_THE PROBLEM_:
Extract each line bearing the word "columns".

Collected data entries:
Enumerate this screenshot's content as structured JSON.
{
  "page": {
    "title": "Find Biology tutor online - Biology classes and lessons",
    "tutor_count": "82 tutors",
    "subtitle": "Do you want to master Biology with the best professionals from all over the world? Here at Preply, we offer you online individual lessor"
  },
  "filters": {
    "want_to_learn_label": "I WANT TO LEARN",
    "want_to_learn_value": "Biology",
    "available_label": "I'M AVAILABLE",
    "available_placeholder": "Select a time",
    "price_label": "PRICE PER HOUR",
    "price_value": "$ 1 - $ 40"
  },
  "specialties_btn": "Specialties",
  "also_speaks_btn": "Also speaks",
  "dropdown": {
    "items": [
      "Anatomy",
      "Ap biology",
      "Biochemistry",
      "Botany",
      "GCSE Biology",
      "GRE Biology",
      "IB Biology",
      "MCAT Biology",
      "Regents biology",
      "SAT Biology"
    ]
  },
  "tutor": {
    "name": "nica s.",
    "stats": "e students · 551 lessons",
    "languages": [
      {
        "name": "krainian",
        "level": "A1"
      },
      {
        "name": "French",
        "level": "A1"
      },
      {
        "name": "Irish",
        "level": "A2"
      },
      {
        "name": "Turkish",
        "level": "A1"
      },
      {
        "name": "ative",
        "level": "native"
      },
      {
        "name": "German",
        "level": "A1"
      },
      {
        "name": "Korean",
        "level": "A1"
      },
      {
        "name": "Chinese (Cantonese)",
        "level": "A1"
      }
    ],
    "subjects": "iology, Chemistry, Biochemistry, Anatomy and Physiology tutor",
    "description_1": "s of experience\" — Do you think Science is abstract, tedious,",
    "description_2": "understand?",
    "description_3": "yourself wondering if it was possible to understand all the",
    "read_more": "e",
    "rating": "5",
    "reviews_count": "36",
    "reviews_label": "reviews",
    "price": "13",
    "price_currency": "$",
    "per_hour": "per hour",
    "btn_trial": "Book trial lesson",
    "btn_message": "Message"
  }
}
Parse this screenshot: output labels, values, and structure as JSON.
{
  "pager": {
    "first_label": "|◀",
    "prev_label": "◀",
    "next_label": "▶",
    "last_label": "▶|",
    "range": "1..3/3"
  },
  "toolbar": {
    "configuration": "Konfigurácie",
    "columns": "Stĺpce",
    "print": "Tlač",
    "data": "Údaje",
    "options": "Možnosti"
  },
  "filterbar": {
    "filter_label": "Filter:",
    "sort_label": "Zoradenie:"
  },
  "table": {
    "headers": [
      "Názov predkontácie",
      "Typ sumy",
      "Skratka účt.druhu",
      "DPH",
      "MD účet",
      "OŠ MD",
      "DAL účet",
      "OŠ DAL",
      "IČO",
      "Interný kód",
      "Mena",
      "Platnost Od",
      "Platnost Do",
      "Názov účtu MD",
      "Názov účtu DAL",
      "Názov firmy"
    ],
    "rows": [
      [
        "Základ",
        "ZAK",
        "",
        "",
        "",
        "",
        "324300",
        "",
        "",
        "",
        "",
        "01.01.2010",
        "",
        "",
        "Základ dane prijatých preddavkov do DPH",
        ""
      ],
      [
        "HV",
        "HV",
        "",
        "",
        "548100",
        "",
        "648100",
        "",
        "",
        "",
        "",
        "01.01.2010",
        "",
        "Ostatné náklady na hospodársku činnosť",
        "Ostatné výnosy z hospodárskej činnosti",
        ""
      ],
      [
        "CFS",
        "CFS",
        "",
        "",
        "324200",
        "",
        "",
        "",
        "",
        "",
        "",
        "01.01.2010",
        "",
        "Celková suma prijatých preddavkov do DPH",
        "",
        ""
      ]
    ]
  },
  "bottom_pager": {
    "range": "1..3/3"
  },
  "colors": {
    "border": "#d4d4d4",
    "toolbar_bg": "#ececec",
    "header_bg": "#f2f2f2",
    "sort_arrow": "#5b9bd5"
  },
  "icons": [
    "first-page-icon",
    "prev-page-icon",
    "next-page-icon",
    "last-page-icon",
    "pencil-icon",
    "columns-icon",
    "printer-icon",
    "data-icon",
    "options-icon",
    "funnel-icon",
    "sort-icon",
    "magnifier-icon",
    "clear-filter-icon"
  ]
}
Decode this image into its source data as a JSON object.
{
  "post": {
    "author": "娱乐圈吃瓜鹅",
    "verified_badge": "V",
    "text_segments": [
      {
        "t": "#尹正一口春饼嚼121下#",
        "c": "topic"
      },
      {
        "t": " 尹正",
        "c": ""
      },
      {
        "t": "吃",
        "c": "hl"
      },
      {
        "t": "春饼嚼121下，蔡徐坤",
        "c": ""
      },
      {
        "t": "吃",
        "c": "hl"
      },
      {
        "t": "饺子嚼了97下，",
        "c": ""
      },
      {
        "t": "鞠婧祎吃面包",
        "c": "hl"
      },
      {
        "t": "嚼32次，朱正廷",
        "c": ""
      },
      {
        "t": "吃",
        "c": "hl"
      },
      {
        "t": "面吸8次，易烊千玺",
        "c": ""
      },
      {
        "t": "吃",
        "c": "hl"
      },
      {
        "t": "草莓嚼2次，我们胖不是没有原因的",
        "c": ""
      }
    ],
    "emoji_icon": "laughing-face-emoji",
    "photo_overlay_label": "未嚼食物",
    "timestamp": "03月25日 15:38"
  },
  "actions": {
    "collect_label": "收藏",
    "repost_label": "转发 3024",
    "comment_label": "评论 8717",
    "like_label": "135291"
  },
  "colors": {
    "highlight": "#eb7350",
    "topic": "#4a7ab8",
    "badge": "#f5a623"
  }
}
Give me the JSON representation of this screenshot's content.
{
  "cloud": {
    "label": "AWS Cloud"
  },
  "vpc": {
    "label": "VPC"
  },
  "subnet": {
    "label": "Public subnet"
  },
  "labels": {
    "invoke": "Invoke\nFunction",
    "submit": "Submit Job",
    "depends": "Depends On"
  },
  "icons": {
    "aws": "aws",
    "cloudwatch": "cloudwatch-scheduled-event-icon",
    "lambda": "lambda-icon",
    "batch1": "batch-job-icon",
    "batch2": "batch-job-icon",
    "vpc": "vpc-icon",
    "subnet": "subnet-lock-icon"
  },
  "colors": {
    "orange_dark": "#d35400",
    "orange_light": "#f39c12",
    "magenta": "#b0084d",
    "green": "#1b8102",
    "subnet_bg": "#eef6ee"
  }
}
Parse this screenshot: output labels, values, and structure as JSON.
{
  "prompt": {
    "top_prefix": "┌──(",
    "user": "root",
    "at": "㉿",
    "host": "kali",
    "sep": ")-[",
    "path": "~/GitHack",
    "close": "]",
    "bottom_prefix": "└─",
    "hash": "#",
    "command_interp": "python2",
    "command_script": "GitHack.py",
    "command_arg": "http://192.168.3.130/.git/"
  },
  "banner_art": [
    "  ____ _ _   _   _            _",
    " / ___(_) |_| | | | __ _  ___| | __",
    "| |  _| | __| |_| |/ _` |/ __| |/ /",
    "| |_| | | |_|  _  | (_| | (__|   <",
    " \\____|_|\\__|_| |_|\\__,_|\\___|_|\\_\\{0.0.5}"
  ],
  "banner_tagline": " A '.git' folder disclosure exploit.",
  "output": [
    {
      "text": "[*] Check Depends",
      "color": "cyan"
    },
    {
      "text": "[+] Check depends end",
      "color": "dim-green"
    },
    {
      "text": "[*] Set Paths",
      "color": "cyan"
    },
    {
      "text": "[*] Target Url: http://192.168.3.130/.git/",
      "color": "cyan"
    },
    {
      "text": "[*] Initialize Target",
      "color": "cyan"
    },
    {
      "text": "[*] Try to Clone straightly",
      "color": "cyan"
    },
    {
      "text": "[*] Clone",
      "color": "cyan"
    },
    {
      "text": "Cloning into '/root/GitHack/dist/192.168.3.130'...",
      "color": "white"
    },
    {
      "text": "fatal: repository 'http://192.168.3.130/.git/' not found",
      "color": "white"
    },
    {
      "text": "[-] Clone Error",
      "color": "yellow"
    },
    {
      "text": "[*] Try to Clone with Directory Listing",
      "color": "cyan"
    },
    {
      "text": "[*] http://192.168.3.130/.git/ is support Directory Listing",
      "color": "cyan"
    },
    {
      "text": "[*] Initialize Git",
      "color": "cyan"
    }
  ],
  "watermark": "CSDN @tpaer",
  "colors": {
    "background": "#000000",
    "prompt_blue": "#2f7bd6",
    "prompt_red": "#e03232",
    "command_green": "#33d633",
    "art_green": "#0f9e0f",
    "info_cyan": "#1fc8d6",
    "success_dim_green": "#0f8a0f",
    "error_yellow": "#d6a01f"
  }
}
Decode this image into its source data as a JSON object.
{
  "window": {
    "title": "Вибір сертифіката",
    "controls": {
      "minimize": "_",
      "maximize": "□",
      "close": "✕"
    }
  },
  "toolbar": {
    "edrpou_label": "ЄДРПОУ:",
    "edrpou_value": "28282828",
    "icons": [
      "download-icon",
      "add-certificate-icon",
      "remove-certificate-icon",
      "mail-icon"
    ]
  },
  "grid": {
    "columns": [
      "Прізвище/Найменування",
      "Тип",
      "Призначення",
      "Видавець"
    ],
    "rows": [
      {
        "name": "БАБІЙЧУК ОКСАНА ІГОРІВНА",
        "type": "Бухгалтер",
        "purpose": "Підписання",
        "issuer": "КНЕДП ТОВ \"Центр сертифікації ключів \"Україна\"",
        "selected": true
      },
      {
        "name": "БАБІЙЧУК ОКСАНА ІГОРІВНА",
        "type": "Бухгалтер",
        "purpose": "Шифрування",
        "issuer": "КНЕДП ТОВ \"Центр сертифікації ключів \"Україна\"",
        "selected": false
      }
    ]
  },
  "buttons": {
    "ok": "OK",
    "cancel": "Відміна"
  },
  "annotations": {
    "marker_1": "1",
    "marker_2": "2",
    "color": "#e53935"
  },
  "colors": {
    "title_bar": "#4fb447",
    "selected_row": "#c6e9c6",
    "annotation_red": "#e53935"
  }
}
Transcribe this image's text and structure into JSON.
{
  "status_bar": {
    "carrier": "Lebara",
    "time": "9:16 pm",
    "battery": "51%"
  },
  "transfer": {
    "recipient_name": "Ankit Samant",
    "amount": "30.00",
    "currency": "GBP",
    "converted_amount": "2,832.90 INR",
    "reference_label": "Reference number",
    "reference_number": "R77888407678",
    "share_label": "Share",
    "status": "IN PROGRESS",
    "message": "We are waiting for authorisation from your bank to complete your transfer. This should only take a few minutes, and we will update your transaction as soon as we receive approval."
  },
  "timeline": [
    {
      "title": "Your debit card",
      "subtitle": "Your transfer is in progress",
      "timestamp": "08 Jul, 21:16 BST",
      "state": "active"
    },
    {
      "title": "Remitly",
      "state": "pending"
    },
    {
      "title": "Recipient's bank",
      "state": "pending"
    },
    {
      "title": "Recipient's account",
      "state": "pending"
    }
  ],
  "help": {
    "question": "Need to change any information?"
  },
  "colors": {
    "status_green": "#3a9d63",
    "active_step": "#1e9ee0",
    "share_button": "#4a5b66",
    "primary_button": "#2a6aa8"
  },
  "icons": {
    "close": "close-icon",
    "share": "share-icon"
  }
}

_TASK RESULT_:
    "columns": "Stĺpce",
    "columns-icon",
    "columns": [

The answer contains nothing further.